*Objetivo A*:
Reproduce sin cambios el pasaje del fragmento proporcionado que comienza con "miércoles, 11 de" y sigue hasta "de la piel.".

El tren arranca y el chico alto de traje arrugado y gorrito de lana es mi guardaespaldas. Se me ocurre pensar que con lo que sea que sentimos está hecho de engranajes de monedas de dos caras o más que nos permiten la simultaneidad increíble pero real de sentimientos antagónicos. Pienso en mi mejor amiga y en su mamá que está volviendo hecha cenizas en un avión desde París y también en un argumento convincente para evitar que me cobren una multa por viajar en tren sin boleto. Me importa tres carajos la multa pero me emociona la posibilidad inmediata de pelearme con alguien. Pienso que voy a decirle al gorila que me pide el boleto que si quiere que me lleve presa pero que yo la multa no se la pago, que esperé veinte minutos para sacar el boleto, que dejé pasar dos trenes y que si TBA no quiere contratar más personal no es culpa mía ni suya, pero menos mía. Me voy a quedar parada enfrente del guarda, diciéndole que no tengo problema en pagar el boleto de Villa Urquiza a Carranza, que es lo que hubiera hecho, pero que de ninguna manera pago la multa y que como le decía que me lleve presa si le parece pero que antes me deje llamar a mi vieja para que esté al tanto de la situación por si me pasa algo en el camino. Llego a mi estación, no hay nadie controlando. Me quedo con las ganas de exigirle justicia o piedad al hijo de puta que hizo que la mamá de mi mejor amiga esté volviendo hecha cenizas en un avión desde París.

III

Mientras camino hasta el subte pienso que estoy un poco cansada de pensar y también que no sé en qué momento perdí de vista al chico alto con el traje bastante arrugado y un gorrito de lana en la cabeza.

miércoles, 11 de agosto de 2010

El alud

I
Cuando me desperté un silencio dislocado cruzaba la habitación. Me había dormido pensando en las probabilidades y posibilidades de que al despertar el frío del invierno se hubiera ido y también en lo raro que resulta que las bienaventuranzas del ánimo dependan del estado térmico de la piel.
II
La luz natural a medio encender se había desparramado por todo el cuarto y sentí que yo, en ese momento, era la sombra gastada de alguna otra persona que ya no conocía.

*Objetivo B*:
Transcribe tal cual, en los registros, las líneas que van desde la que contiene "What elements are" hasta la que contiene "- color-scale-tick: 500: [340, 480, 350, 486]", ambas incluidas.

Datos extraídos de una colección
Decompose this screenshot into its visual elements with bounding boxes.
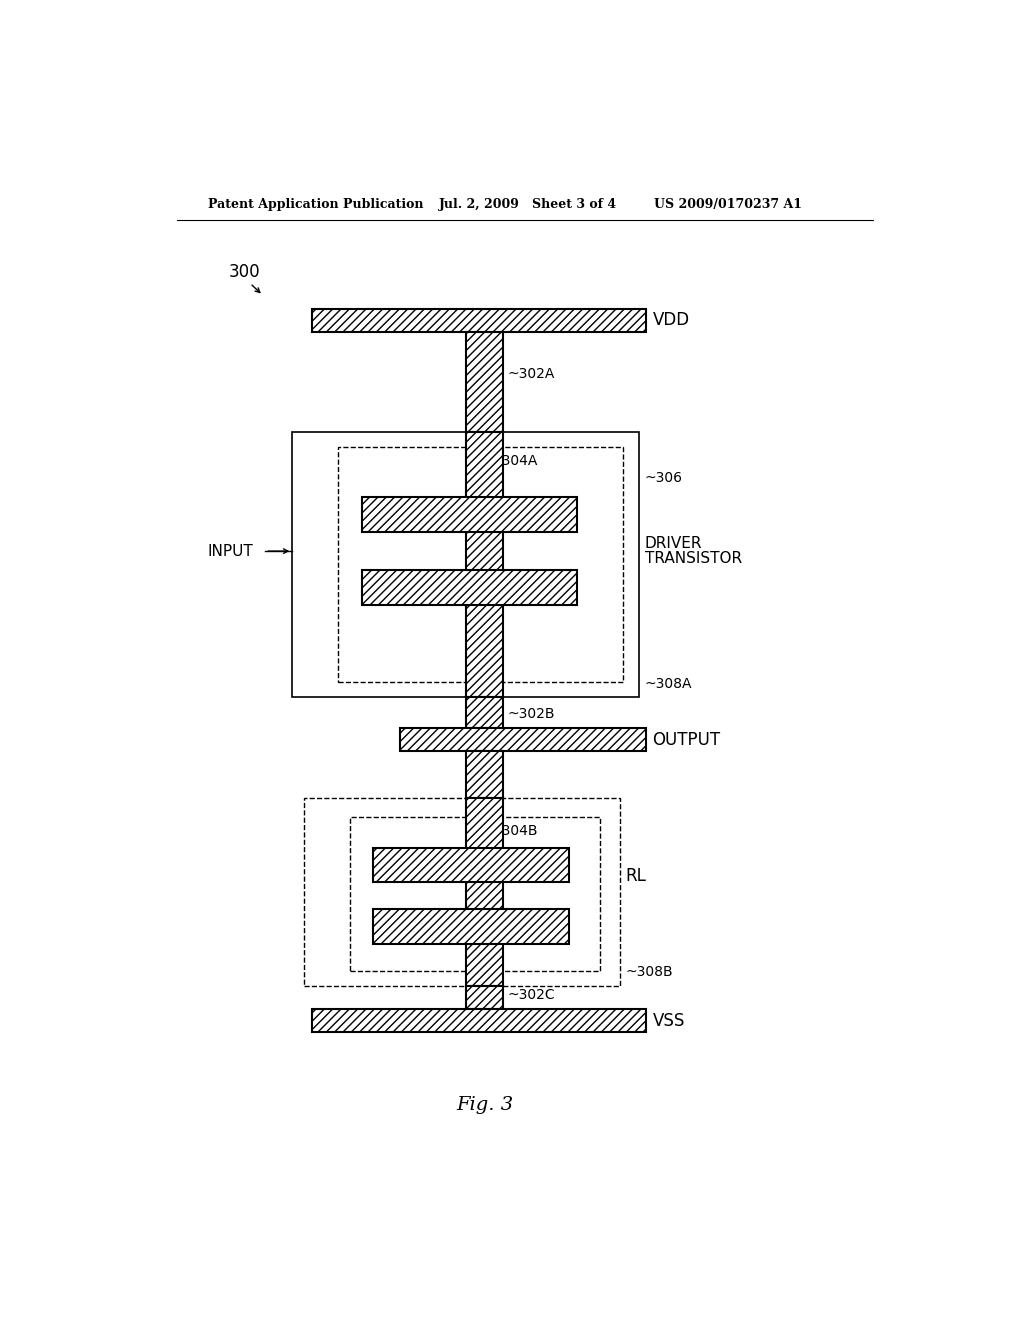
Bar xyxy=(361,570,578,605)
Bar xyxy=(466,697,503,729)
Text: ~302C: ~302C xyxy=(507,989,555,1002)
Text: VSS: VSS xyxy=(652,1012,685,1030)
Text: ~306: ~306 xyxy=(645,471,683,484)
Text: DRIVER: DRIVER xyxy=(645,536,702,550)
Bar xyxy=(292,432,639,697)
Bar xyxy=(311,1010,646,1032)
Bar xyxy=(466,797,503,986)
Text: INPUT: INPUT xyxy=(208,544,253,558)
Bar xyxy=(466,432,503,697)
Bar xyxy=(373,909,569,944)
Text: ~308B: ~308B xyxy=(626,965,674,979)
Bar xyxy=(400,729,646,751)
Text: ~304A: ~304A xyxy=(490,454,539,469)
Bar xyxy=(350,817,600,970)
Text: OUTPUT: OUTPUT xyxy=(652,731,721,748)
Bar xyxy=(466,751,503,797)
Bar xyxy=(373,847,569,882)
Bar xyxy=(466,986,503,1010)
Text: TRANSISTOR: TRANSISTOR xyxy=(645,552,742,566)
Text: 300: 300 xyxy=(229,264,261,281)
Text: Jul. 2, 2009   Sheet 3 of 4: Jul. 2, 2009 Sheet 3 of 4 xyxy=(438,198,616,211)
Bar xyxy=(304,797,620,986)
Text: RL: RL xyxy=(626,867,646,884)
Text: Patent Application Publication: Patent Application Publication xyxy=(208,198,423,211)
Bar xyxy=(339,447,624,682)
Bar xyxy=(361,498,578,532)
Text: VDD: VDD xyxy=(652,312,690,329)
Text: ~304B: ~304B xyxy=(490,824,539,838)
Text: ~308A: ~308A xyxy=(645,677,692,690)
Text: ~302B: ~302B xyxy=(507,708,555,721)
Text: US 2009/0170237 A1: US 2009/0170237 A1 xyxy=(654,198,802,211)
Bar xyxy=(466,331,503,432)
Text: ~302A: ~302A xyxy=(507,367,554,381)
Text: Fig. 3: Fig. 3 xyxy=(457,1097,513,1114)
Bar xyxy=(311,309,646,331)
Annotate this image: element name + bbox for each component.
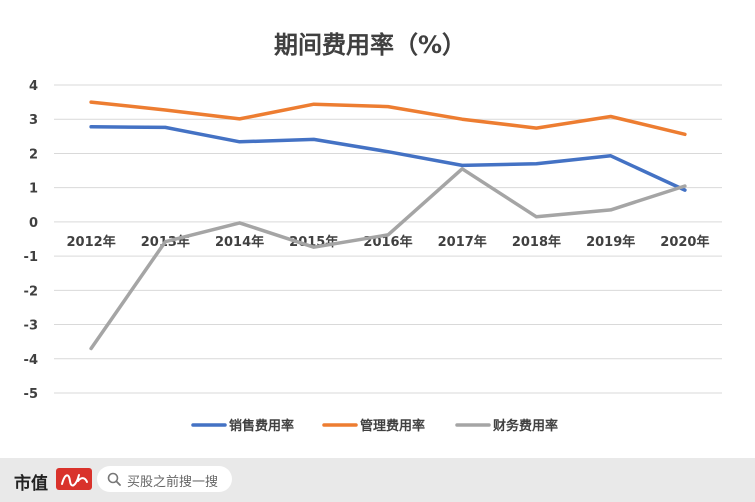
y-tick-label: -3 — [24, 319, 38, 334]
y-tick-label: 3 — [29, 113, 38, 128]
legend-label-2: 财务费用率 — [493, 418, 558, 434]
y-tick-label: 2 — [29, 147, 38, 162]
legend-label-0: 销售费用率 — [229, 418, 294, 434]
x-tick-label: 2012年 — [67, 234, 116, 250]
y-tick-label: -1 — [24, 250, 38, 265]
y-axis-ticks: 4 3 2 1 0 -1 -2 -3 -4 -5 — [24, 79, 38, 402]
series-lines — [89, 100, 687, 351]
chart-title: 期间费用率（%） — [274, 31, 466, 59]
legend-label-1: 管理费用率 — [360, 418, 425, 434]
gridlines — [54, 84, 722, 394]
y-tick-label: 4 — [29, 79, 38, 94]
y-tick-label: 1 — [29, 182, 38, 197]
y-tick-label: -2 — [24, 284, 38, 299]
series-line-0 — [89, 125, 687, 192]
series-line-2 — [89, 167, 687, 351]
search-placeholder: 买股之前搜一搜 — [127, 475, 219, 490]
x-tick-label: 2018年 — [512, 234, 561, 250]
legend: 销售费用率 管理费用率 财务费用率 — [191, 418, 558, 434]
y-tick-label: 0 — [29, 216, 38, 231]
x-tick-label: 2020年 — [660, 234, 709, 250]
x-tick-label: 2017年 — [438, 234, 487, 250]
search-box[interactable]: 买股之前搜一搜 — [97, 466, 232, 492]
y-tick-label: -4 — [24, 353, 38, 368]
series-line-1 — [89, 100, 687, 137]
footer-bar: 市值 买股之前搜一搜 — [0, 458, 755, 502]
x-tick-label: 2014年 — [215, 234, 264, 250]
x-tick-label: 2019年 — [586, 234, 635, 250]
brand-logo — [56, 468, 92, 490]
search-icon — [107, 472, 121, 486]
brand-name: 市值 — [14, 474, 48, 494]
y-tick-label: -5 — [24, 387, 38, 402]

==

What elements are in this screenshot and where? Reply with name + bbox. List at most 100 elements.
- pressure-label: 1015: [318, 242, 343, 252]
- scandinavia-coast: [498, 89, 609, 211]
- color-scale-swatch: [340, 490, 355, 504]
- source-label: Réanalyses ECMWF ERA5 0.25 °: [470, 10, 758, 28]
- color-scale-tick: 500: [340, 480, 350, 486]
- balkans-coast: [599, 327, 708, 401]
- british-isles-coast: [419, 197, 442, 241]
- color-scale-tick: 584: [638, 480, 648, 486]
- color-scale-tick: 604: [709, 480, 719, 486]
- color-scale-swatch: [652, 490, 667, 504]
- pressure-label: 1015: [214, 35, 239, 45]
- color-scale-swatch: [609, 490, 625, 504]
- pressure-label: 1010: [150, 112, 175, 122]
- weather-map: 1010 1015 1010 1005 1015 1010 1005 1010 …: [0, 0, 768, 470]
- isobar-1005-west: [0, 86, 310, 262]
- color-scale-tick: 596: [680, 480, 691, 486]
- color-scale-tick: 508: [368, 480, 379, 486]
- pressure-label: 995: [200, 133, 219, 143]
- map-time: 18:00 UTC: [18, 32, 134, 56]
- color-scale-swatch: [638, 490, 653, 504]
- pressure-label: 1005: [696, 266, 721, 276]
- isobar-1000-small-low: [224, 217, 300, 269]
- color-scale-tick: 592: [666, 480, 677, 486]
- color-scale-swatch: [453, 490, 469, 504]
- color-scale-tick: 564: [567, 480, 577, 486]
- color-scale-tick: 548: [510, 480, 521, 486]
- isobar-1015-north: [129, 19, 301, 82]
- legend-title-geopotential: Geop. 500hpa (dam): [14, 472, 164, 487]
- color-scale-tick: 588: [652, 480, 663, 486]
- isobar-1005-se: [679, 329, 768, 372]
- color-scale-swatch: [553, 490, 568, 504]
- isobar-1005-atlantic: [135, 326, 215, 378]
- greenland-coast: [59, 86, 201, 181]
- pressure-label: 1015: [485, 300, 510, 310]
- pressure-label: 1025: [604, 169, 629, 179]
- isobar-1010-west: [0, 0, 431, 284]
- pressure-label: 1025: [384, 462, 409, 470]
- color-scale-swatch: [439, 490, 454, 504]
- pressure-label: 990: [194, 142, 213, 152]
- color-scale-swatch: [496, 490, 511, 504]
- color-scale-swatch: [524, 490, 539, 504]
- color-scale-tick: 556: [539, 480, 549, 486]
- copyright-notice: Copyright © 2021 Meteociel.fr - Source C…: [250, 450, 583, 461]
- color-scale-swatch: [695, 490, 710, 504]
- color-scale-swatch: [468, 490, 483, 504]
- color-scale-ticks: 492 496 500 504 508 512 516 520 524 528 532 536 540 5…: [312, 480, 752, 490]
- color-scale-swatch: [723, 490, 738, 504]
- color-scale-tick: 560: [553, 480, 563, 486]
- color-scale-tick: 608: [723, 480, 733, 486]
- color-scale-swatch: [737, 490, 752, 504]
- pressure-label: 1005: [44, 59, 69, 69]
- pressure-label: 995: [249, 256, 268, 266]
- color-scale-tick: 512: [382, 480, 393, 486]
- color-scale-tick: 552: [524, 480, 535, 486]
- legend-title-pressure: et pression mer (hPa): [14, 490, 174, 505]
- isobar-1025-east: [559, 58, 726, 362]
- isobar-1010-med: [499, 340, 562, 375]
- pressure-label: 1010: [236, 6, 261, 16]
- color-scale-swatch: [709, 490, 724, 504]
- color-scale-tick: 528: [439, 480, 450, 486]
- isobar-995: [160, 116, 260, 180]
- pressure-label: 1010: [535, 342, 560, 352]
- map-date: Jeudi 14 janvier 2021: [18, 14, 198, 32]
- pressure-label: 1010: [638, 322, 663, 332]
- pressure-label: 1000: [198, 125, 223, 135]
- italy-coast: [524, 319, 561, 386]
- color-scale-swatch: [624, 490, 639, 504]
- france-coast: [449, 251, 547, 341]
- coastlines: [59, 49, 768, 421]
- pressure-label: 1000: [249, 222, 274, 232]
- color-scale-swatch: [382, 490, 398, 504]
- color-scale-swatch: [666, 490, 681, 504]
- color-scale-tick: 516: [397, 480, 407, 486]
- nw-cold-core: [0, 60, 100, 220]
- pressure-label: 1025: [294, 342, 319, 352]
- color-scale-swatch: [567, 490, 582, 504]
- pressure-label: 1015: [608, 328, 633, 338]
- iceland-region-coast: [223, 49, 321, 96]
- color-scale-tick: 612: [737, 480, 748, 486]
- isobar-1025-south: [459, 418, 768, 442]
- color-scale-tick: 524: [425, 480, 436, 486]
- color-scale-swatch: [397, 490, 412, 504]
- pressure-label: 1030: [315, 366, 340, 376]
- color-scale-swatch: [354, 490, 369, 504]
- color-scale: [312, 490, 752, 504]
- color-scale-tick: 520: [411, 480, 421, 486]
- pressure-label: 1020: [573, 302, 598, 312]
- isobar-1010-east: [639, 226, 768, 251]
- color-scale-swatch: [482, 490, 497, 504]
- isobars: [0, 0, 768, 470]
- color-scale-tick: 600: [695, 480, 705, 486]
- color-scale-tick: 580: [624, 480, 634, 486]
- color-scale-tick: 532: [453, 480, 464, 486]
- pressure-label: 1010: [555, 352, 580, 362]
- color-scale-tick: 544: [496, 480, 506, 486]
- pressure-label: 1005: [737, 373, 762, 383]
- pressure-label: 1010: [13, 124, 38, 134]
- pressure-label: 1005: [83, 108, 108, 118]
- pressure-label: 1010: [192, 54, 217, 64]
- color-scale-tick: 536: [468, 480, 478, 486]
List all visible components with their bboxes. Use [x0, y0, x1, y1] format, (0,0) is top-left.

*Respuesta escrita A*:
miércoles, 11 de agosto de 2010

El alud

I
Cuando me desperté un silencio dislocado cruzaba la habitación. Me había dormido pensando en las probabilidades y posibilidades de que al despertar el frío del invierno se hubiera ido y también en lo raro que resulta que las bienaventuranzas del ánimo dependan del estado térmico de la piel.

*Respuesta escrita B*:
What elements are in this screenshot and where? Reply with name + bbox. List at most 100 elements.
- pressure-label: 1015: [318, 242, 343, 252]
- scandinavia-coast: [498, 89, 609, 211]
- color-scale-swatch: [340, 490, 355, 504]
- source-label: Réanalyses ECMWF ERA5 0.25 °: [470, 10, 758, 28]
- color-scale-tick: 500: [340, 480, 350, 486]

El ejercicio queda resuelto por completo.